**TASKS TO PERFORM:**
**a.** From the passage about the Kanggye No.26 General Plant, reproduce the text word for word from "According to Choi" to "located at Sakchu.".
**b.** According to the passage about the Kanggye No.26 General Plant, roughly how many workers make weapons there?

**SELECTED EXTRACT:**
****

"Kanggye No.26 General Plant" is the largest underground facility in North Korea and approximately 20 thousand workers manufacture all sorts of missiles, rockets, torpedoes, antisubmarine depth bombs, and land mines.
According to Choi Ju-hwal, who in 1995 defected from his post as Colonel and Chief of joint venture section of Yung-Seong Trading Company under the Ministry of People's Army, missile production facilities include Number 26 Factory in Kanggye of Chagangdo Province [Kangkye of Jakangdo].North Korea has at least four research and development facilities supporting work on chemical agents, although the status and types of munitions are uncertain. Presumably one or more of the agents [sarin, tabun, phosgene, adamsite, prussic acid and a family of mustard gases] comprising the basis of North Korean chemical weapons are developed at the Kanggye Chemical Factories, probably including blood and blister agents. Kanggye is apparently one of two primary chemical munition assembly facilities, with the other being located at Sakchu.

****

**EXCERPTED RECORDS:**

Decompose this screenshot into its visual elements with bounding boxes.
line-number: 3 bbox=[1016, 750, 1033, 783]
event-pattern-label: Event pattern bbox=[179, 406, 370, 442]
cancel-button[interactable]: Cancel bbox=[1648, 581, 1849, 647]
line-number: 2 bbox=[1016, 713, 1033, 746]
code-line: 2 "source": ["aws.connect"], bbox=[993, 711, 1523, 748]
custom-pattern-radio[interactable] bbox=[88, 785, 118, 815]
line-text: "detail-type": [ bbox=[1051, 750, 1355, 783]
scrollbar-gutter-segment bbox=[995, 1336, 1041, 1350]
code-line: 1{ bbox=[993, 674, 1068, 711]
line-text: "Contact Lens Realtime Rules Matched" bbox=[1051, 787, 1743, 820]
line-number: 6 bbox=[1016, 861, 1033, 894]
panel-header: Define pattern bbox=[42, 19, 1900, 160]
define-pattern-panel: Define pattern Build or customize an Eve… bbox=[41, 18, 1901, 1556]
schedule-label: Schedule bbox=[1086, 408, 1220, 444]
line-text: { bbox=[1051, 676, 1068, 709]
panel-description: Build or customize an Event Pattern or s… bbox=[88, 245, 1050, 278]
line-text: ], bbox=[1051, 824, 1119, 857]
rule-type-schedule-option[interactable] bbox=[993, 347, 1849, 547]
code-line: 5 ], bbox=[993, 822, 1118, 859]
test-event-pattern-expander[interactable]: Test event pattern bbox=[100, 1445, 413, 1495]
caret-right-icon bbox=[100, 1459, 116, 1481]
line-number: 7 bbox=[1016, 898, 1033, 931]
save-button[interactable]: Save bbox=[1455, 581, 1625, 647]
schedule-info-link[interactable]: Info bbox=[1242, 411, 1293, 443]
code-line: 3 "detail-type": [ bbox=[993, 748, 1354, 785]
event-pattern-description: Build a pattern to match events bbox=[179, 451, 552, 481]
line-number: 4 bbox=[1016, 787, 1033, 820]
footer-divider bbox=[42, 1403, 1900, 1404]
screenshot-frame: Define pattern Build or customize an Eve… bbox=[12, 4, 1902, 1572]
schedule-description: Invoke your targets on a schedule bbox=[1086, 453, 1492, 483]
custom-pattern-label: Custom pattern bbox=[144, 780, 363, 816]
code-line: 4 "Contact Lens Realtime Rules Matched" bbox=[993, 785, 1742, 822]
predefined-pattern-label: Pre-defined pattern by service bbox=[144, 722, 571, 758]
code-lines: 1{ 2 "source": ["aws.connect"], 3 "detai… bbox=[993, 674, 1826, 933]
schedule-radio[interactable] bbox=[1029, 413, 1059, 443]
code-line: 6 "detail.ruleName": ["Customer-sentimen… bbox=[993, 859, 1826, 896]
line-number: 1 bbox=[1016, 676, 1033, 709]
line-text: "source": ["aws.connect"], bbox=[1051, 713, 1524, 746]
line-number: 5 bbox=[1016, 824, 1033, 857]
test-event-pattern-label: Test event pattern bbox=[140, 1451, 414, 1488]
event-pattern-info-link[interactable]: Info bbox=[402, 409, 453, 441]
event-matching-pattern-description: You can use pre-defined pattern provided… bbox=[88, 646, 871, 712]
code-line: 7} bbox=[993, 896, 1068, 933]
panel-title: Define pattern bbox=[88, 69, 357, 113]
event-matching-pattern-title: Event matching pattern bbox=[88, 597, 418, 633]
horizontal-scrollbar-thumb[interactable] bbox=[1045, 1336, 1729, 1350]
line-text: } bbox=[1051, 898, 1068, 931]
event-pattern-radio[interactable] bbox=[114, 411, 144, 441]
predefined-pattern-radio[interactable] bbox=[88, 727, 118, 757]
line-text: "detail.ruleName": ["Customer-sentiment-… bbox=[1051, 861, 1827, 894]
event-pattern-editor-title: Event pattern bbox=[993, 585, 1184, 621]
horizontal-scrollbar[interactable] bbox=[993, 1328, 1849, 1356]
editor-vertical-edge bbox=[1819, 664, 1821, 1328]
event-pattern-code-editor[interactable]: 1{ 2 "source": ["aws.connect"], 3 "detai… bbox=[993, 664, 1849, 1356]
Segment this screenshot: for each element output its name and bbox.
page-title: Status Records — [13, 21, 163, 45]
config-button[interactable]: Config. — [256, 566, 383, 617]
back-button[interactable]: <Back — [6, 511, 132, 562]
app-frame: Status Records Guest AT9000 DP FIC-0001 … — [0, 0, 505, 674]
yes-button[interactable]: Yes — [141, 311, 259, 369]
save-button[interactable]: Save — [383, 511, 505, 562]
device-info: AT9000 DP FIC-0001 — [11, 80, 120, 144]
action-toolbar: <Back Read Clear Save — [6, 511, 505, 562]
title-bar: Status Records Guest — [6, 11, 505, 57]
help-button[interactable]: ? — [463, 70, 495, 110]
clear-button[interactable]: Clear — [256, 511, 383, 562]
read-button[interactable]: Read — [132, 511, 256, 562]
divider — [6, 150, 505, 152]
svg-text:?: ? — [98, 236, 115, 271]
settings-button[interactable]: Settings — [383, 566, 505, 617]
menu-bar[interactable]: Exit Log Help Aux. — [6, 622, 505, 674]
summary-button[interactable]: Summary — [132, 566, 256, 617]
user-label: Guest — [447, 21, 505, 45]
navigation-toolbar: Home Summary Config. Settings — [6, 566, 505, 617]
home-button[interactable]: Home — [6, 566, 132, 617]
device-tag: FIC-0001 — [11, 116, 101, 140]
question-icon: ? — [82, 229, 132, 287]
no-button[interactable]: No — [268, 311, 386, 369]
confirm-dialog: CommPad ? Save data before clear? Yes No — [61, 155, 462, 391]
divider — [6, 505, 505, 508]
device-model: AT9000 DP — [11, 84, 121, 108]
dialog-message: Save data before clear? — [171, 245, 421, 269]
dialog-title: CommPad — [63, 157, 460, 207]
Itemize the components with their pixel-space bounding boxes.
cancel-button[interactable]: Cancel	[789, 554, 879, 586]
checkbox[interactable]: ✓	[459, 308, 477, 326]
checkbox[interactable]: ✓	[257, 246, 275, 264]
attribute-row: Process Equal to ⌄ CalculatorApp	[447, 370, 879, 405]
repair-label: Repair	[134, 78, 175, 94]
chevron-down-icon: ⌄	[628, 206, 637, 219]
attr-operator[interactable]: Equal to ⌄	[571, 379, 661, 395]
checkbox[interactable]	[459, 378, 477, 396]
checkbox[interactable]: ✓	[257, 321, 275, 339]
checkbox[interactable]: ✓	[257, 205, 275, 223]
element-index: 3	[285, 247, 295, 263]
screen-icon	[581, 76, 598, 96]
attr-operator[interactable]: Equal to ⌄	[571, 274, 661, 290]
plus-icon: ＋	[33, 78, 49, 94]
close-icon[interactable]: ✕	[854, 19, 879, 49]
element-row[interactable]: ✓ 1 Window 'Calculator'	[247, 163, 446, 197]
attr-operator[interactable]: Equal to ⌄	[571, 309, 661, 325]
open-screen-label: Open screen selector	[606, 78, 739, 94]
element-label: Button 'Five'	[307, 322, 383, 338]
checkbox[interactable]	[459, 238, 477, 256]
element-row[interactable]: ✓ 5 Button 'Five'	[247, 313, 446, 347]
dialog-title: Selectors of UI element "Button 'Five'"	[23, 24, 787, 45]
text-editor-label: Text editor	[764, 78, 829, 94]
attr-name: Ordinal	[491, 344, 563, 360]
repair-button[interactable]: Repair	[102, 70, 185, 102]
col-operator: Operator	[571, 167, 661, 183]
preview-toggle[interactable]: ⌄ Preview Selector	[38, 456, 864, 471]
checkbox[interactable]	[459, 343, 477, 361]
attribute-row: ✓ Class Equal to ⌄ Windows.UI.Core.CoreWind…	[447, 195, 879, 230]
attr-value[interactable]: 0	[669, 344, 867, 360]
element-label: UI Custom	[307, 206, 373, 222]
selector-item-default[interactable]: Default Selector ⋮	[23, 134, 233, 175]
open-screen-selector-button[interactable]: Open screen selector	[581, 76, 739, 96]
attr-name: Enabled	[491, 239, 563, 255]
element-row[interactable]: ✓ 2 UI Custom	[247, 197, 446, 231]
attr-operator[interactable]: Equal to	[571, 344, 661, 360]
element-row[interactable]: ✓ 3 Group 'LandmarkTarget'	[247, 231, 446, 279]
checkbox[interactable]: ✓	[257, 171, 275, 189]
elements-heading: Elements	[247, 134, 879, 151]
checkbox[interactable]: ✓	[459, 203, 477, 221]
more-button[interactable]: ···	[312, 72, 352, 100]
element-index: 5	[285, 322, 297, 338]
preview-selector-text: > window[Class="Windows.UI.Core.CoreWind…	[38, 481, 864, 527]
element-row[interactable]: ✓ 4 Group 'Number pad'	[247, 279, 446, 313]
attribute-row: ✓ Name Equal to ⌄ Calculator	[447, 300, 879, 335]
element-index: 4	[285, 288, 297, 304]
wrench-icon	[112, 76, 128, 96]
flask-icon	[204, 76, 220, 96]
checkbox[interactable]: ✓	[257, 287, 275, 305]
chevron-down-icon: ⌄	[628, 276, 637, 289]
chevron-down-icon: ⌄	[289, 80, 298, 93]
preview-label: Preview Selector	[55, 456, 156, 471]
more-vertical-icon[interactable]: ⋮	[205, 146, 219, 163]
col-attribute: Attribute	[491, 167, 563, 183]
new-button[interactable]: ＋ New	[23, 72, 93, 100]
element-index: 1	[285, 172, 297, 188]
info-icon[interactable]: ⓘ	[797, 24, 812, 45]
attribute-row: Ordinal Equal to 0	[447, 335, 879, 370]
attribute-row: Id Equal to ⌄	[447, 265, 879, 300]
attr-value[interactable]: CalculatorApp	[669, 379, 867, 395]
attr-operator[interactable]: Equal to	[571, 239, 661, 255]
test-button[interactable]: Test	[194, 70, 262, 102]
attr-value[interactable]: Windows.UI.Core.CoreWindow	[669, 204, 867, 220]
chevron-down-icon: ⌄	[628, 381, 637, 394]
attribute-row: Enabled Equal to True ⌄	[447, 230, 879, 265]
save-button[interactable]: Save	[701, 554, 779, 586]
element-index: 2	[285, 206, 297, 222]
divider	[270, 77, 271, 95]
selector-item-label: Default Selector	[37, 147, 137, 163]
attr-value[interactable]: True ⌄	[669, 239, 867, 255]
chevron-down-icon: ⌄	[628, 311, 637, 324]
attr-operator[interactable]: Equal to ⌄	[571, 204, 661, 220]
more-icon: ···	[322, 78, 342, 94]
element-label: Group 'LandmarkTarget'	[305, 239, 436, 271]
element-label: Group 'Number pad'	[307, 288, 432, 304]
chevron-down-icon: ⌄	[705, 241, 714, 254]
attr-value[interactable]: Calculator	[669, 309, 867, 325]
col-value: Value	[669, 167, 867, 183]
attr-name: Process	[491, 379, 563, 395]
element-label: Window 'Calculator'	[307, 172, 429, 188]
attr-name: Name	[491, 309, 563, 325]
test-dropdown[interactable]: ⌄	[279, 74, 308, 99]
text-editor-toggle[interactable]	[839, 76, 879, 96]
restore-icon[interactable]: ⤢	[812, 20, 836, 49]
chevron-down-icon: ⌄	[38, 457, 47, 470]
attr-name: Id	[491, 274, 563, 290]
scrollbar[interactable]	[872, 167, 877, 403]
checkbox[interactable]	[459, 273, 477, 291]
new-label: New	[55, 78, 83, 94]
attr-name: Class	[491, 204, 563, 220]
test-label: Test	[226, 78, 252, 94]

****

**TASK ANSWERS:**
**a.**
According to Choi Ju-hwal, who in 1995 defected from his post as Colonel and Chief of joint venture section of Yung-Seong Trading Company under the Ministry of People's Army, missile production facilities include Number 26 Factory in Kanggye of Chagangdo Province [Kangkye of Jakangdo].North Korea has at least four research and development facilities supporting work on chemical agents, although the status and types of munitions are uncertain. Presumably one or more of the agents [sarin, tabun, phosgene, adamsite, prussic acid and a family of mustard gases] comprising the basis of North Korean chemical weapons are developed at the Kanggye Chemical Factories, probably including blood and blister agents. Kanggye is apparently one of two primary chemical munition assembly facilities, with the other being located at Sakchu.

**b.** About 20 thousand workers.